Description of the task:
What you should output is the data below, unchanged in every character.

-- The data follows --

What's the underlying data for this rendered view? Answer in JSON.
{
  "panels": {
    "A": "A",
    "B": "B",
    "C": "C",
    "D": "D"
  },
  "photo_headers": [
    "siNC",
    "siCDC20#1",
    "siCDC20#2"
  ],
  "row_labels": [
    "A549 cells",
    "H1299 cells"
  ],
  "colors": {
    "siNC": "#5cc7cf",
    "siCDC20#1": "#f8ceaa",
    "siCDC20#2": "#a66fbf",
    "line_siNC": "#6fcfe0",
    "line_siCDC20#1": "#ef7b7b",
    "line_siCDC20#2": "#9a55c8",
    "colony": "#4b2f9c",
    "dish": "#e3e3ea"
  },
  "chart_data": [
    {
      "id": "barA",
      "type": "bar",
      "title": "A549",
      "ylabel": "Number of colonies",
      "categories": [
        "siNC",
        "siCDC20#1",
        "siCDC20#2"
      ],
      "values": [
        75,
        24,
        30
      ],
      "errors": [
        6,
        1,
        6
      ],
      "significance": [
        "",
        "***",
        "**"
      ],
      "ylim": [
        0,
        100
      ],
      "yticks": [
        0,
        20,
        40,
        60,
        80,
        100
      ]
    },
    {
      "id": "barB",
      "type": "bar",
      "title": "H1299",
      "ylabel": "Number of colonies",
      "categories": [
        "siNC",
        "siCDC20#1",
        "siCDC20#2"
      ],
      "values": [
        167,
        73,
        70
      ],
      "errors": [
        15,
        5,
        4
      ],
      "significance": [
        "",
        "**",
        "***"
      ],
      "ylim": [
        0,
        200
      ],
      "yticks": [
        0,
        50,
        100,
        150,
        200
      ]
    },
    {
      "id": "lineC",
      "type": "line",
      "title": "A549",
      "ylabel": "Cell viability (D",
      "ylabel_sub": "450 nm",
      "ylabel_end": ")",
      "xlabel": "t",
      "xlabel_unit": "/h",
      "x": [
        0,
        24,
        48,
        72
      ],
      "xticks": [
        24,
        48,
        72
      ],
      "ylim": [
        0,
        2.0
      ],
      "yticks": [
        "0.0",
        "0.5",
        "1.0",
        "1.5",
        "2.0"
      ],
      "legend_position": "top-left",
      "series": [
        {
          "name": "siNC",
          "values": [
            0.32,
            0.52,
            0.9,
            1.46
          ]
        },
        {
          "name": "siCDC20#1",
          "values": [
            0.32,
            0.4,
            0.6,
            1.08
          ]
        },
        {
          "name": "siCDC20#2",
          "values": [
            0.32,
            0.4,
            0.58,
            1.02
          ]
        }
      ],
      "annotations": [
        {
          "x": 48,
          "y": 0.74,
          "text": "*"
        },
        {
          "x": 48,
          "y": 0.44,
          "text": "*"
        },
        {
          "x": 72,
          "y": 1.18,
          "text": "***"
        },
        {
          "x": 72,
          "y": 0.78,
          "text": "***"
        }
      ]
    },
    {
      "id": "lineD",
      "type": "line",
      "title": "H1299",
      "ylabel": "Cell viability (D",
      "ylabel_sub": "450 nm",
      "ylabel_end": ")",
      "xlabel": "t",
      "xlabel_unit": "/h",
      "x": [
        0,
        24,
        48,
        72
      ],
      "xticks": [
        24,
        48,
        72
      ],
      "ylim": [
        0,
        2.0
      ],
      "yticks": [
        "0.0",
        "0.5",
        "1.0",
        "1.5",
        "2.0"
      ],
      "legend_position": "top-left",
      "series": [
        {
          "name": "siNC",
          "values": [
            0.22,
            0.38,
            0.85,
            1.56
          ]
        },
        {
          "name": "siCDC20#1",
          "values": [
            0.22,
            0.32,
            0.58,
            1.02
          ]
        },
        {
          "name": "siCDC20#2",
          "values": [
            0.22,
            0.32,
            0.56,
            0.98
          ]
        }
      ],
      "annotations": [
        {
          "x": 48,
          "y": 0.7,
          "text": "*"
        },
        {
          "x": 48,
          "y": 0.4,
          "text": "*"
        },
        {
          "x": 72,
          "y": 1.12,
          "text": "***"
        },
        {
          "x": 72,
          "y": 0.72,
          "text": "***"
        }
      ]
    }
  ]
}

-- The data concluded --

Result of this task:
What's the underlying data for this rendered view? Answer in JSON.
{
  "panels": {
    "A": "A",
    "B": "B",
    "C": "C",
    "D": "D"
  },
  "photo_headers": [
    "siNC",
    "siCDC20#1",
    "siCDC20#2"
  ],
  "row_labels": [
    "A549 cells",
    "H1299 cells"
  ],
  "colors": {
    "siNC": "#5cc7cf",
    "siCDC20#1": "#f8ceaa",
    "siCDC20#2": "#a66fbf",
    "line_siNC": "#6fcfe0",
    "line_siCDC20#1": "#ef7b7b",
    "line_siCDC20#2": "#9a55c8",
    "colony": "#4b2f9c",
    "dish": "#e3e3ea"
  },
  "chart_data": [
    {
      "id": "barA",
      "type": "bar",
      "title": "A549",
      "ylabel": "Number of colonies",
      "categories": [
        "siNC",
        "siCDC20#1",
        "siCDC20#2"
      ],
      "values": [
        75,
        24,
        30
      ],
      "errors": [
        6,
        1,
        6
      ],
      "significance": [
        "",
        "***",
        "**"
      ],
      "ylim": [
        0,
        100
      ],
      "yticks": [
        0,
        20,
        40,
        60,
        80,
        100
      ]
    },
    {
      "id": "barB",
      "type": "bar",
      "title": "H1299",
      "ylabel": "Number of colonies",
      "categories": [
        "siNC",
        "siCDC20#1",
        "siCDC20#2"
      ],
      "values": [
        167,
        73,
        70
      ],
      "errors": [
        15,
        5,
        4
      ],
      "significance": [
        "",
        "**",
        "***"
      ],
      "ylim": [
        0,
        200
      ],
      "yticks": [
        0,
        50,
        100,
        150,
        200
      ]
    },
    {
      "id": "lineC",
      "type": "line",
      "title": "A549",
      "ylabel": "Cell viability (D",
      "ylabel_sub": "450 nm",
      "ylabel_end": ")",
      "xlabel": "t",
      "xlabel_unit": "/h",
      "x": [
        0,
        24,
        48,
        72
      ],
      "xticks": [
        24,
        48,
        72
      ],
      "ylim": [
        0,
        2.0
      ],
      "yticks": [
        "0.0",
        "0.5",
        "1.0",
        "1.5",
        "2.0"
      ],
      "legend_position": "top-left",
      "series": [
        {
          "name": "siNC",
          "values": [
            0.32,
            0.52,
            0.9,
            1.46
          ]
        },
        {
          "name": "siCDC20#1",
          "values": [
            0.32,
            0.4,
            0.6,
            1.08
          ]
        },
        {
          "name": "siCDC20#2",
          "values": [
            0.32,
            0.4,
            0.58,
            1.02
          ]
        }
      ],
      "annotations": [
        {
          "x": 48,
          "y": 0.74,
          "text": "*"
        },
        {
          "x": 48,
          "y": 0.44,
          "text": "*"
        },
        {
          "x": 72,
          "y": 1.18,
          "text": "***"
        },
        {
          "x": 72,
          "y": 0.78,
          "text": "***"
        }
      ]
    },
    {
      "id": "lineD",
      "type": "line",
      "title": "H1299",
      "ylabel": "Cell viability (D",
      "ylabel_sub": "450 nm",
      "ylabel_end": ")",
      "xlabel": "t",
      "xlabel_unit": "/h",
      "x": [
        0,
        24,
        48,
        72
      ],
      "xticks": [
        24,
        48,
        72
      ],
      "ylim": [
        0,
        2.0
      ],
      "yticks": [
        "0.0",
        "0.5",
        "1.0",
        "1.5",
        "2.0"
      ],
      "legend_position": "top-left",
      "series": [
        {
          "name": "siNC",
          "values": [
            0.22,
            0.38,
            0.85,
            1.56
          ]
        },
        {
          "name": "siCDC20#1",
          "values": [
            0.22,
            0.32,
            0.58,
            1.02
          ]
        },
        {
          "name": "siCDC20#2",
          "values": [
            0.22,
            0.32,
            0.56,
            0.98
          ]
        }
      ],
      "annotations": [
        {
          "x": 48,
          "y": 0.7,
          "text": "*"
        },
        {
          "x": 48,
          "y": 0.4,
          "text": "*"
        },
        {
          "x": 72,
          "y": 1.12,
          "text": "***"
        },
        {
          "x": 72,
          "y": 0.72,
          "text": "***"
        }
      ]
    }
  ]
}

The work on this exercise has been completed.